▸ **Records**
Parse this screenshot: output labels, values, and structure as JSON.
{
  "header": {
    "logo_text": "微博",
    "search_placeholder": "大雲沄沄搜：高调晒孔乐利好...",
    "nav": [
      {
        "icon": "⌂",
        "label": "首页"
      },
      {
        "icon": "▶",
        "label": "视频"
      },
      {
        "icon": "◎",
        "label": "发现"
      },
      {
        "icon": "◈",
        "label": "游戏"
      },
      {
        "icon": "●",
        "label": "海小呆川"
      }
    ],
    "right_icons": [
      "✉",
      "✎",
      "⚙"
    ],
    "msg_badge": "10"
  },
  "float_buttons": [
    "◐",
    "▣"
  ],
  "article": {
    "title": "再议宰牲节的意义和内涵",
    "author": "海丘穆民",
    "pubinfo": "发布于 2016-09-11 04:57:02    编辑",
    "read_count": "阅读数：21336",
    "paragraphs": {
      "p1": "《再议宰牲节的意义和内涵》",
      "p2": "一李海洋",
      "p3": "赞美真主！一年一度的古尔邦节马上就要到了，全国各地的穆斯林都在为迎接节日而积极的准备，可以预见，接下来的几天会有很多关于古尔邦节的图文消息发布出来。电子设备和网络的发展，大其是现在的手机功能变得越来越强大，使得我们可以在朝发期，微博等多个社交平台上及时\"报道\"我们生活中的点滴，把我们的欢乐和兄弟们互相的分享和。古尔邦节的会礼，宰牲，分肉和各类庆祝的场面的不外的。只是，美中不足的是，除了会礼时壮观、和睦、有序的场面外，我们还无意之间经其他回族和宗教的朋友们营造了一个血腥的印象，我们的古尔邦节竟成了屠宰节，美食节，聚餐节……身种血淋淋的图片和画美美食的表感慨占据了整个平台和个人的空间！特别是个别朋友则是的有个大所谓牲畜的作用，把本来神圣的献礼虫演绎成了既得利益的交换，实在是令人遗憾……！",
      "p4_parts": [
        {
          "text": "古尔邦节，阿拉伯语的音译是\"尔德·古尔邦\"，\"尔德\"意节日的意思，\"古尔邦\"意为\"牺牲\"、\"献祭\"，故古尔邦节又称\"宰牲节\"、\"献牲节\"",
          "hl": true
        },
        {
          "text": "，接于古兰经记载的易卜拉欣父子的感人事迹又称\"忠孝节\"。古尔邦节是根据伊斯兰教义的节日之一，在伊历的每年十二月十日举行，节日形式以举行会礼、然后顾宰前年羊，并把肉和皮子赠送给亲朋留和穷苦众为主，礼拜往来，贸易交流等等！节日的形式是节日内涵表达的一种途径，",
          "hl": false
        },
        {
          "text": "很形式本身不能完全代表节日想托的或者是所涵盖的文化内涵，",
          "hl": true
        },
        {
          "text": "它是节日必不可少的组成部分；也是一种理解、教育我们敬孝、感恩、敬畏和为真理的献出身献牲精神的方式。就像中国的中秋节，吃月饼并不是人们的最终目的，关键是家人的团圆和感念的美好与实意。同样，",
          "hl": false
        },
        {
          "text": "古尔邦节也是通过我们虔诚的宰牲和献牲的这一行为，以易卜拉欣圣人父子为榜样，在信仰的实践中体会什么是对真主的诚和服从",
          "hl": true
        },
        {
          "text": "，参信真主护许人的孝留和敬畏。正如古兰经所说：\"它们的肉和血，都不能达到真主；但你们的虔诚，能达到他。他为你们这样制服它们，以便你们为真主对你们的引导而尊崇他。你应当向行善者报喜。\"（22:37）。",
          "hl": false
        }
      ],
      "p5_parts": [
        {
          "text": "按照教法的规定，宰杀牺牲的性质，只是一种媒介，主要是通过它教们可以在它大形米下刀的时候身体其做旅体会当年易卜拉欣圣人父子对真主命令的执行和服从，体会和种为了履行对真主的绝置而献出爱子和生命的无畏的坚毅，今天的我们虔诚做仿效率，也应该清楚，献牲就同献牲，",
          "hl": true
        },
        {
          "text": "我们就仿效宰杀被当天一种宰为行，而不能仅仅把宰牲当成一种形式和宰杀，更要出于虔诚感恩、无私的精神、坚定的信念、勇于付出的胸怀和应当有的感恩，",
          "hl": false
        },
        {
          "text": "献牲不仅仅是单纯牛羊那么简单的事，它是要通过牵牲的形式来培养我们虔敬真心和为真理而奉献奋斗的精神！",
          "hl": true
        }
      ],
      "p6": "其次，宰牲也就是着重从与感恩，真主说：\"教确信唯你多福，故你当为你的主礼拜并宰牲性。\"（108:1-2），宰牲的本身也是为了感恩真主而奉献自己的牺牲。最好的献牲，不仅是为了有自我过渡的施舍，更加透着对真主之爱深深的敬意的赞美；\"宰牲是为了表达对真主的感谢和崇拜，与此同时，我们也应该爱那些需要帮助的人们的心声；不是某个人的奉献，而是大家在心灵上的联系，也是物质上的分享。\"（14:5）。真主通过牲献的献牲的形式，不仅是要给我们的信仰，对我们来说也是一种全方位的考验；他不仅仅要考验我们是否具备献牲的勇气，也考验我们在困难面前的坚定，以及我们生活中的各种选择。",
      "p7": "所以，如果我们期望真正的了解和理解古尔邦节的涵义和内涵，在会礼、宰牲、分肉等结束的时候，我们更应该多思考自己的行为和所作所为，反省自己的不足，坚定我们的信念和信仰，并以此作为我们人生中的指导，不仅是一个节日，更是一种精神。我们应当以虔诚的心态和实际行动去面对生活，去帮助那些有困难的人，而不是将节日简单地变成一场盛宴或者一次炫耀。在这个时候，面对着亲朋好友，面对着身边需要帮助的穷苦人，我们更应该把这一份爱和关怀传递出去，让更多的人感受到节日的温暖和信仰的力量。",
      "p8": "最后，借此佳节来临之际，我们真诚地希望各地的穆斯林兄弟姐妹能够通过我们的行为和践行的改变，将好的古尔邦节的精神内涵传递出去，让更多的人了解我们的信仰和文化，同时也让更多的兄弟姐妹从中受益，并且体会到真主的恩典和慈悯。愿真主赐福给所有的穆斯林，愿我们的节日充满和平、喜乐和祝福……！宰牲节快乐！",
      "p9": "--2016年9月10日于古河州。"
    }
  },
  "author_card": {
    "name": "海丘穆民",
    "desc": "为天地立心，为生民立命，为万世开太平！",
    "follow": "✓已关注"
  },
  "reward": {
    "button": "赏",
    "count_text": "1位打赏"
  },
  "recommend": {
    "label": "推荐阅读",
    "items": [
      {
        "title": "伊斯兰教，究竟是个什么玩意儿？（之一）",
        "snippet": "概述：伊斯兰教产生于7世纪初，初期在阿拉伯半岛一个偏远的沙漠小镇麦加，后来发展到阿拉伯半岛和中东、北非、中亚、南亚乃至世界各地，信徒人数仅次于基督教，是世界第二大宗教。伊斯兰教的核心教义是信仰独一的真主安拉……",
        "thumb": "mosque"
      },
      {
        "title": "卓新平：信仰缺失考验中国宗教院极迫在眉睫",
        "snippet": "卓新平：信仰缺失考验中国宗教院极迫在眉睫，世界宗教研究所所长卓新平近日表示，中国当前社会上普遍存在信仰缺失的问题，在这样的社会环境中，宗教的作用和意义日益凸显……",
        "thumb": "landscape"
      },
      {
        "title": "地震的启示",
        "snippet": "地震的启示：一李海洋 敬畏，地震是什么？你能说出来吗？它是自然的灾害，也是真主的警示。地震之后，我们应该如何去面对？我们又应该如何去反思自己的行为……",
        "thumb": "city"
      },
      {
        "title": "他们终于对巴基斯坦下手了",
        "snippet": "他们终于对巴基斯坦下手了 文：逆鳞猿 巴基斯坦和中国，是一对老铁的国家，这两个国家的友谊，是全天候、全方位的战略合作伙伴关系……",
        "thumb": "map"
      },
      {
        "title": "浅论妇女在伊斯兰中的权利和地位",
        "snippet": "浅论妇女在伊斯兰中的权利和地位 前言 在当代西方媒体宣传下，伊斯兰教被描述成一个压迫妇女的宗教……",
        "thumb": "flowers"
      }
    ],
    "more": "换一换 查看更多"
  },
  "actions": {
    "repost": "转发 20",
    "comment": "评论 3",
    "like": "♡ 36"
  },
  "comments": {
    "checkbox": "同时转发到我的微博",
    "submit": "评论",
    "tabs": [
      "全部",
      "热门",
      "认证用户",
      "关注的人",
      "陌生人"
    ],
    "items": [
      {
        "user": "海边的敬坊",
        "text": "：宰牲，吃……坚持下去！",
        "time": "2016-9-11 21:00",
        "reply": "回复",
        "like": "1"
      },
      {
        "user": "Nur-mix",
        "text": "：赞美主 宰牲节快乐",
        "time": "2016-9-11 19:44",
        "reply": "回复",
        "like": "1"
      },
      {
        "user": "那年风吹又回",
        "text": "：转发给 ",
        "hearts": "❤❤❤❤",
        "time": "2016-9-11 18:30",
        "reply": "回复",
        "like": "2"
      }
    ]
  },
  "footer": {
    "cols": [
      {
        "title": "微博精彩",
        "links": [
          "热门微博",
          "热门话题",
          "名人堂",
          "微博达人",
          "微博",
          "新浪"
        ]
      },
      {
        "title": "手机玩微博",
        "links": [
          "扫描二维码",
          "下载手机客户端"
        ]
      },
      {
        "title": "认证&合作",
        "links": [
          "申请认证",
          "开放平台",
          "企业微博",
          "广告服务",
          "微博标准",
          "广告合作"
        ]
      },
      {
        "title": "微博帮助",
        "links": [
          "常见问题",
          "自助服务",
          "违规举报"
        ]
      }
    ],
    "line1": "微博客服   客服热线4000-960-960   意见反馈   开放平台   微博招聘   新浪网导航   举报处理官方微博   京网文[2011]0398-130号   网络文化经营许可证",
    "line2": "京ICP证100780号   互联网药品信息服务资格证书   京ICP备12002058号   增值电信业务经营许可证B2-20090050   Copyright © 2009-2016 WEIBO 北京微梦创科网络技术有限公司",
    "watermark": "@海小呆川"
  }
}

▸ **Prompt**
Work through the data and report how many of its lines hold the word "浅论妇女在伊斯兰中的权利和地位", giving only the figure.

▸ **Complete answer**
2